▶ _DATA EXCERPTS_

┄┄┄┄┄┄┄┄┄┄┄┄┄┄┄┄┄┄┄┄

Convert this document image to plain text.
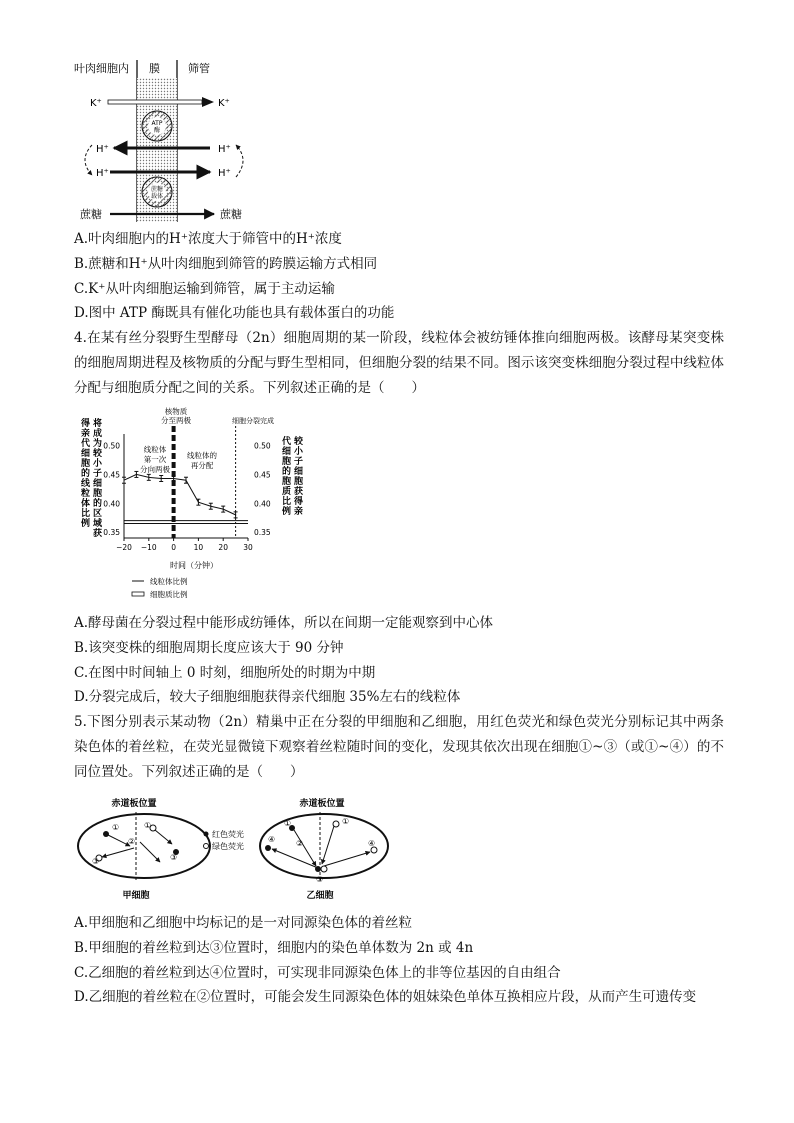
叶肉细胞内 膜	筛管
K⁺	K⁺
ATP
酶
H⁺	H⁺
H⁺	H⁺
蔗糖
载体
蔗糖	蔗糖
A.叶肉细胞内的H⁺浓度大于筛管中的H⁺浓度
B.蔗糖和H⁺从叶肉细胞到筛管的跨膜运输方式相同
C.K⁺从叶肉细胞运输到筛管，属于主动运输
D.图中 ATP 酶既具有催化功能也具有载体蛋白的功能
4.在某有丝分裂野生型酵母（2n）细胞周期的某一阶段，线粒体会被纺锤体推向细胞两极。该酵母某突变株的细胞周期进程及核物质的分配与野生型相同，但细胞分裂的结果不同。图示该突变株细胞分裂过程中线粒体分配与细胞质分配之间的关系。下列叙述正确的是（　　）
得亲代细胞的线粒体比例
将成为较小子细胞的区域获
代细胞的胞质比例
较小子细胞获得亲
0.35	0.35
0.40	0.40
0.45	0.45
0.50	0.50
−20 −10 0 10 20 30
核物质
分至两极	细胞分裂完成
线粒体
第一次
分向两极
线粒体的
再分配
时间（分钟）
线粒体比例
细胞质比例
A.酵母菌在分裂过程中能形成纺锤体，所以在间期一定能观察到中心体
B.该突变株的细胞周期长度应该大于 90 分钟
C.在图中时间轴上 0 时刻，细胞所处的时期为中期
D.分裂完成后，较大子细胞细胞获得亲代细胞 35%左右的线粒体
5.下图分别表示某动物（2n）精巢中正在分裂的甲细胞和乙细胞，用红色荧光和绿色荧光分别标记其中两条染色体的着丝粒，在荧光显微镜下观察着丝粒随时间的变化，发现其依次出现在细胞①~③（或①~④）的不同位置处。下列叙述正确的是（　　）
赤道板位置
甲细胞
①	①
②
③	③
红色荧光
绿色荧光
赤道板位置
乙细胞
①	①
②
③
④	④
A.甲细胞和乙细胞中均标记的是一对同源染色体的着丝粒
B.甲细胞的着丝粒到达③位置时，细胞内的染色单体数为 2n 或 4n
C.乙细胞的着丝粒到达④位置时，可实现非同源染色体上的非等位基因的自由组合
D.乙细胞的着丝粒在②位置时，可能会发生同源染色体的姐妹染色单体互换相应片段，从而产生可遗传变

┄┄┄┄┄┄┄┄┄┄┄┄┄┄┄┄┄┄┄┄

▶ _TASK DIRECTIONS_
Output the material word for word, omitting its pictures.

▶ _SOLUTION_
Convert this document image to plain text.
叶肉细胞内 膜	筛管
K⁺	K⁺
ATP
酶
H⁺	H⁺
H⁺	H⁺
蔗糖
载体
蔗糖	蔗糖
A.叶肉细胞内的H⁺浓度大于筛管中的H⁺浓度
B.蔗糖和H⁺从叶肉细胞到筛管的跨膜运输方式相同
C.K⁺从叶肉细胞运输到筛管，属于主动运输
D.图中 ATP 酶既具有催化功能也具有载体蛋白的功能
4.在某有丝分裂野生型酵母（2n）细胞周期的某一阶段，线粒体会被纺锤体推向细胞两极。该酵母某突变株的细胞周期进程及核物质的分配与野生型相同，但细胞分裂的结果不同。图示该突变株细胞分裂过程中线粒体分配与细胞质分配之间的关系。下列叙述正确的是（　　）
得亲代细胞的线粒体比例
将成为较小子细胞的区域获
代细胞的胞质比例
较小子细胞获得亲
0.35	0.35
0.40	0.40
0.45	0.45
0.50	0.50
−20 −10 0 10 20 30
核物质
分至两极	细胞分裂完成
线粒体
第一次
分向两极
线粒体的
再分配
时间（分钟）
线粒体比例
细胞质比例
A.酵母菌在分裂过程中能形成纺锤体，所以在间期一定能观察到中心体
B.该突变株的细胞周期长度应该大于 90 分钟
C.在图中时间轴上 0 时刻，细胞所处的时期为中期
D.分裂完成后，较大子细胞细胞获得亲代细胞 35%左右的线粒体
5.下图分别表示某动物（2n）精巢中正在分裂的甲细胞和乙细胞，用红色荧光和绿色荧光分别标记其中两条染色体的着丝粒，在荧光显微镜下观察着丝粒随时间的变化，发现其依次出现在细胞①~③（或①~④）的不同位置处。下列叙述正确的是（　　）
赤道板位置
甲细胞
①	①
②
③	③
红色荧光
绿色荧光
赤道板位置
乙细胞
①	①
②
③
④	④
A.甲细胞和乙细胞中均标记的是一对同源染色体的着丝粒
B.甲细胞的着丝粒到达③位置时，细胞内的染色单体数为 2n 或 4n
C.乙细胞的着丝粒到达④位置时，可实现非同源染色体上的非等位基因的自由组合
D.乙细胞的着丝粒在②位置时，可能会发生同源染色体的姐妹染色单体互换相应片段，从而产生可遗传变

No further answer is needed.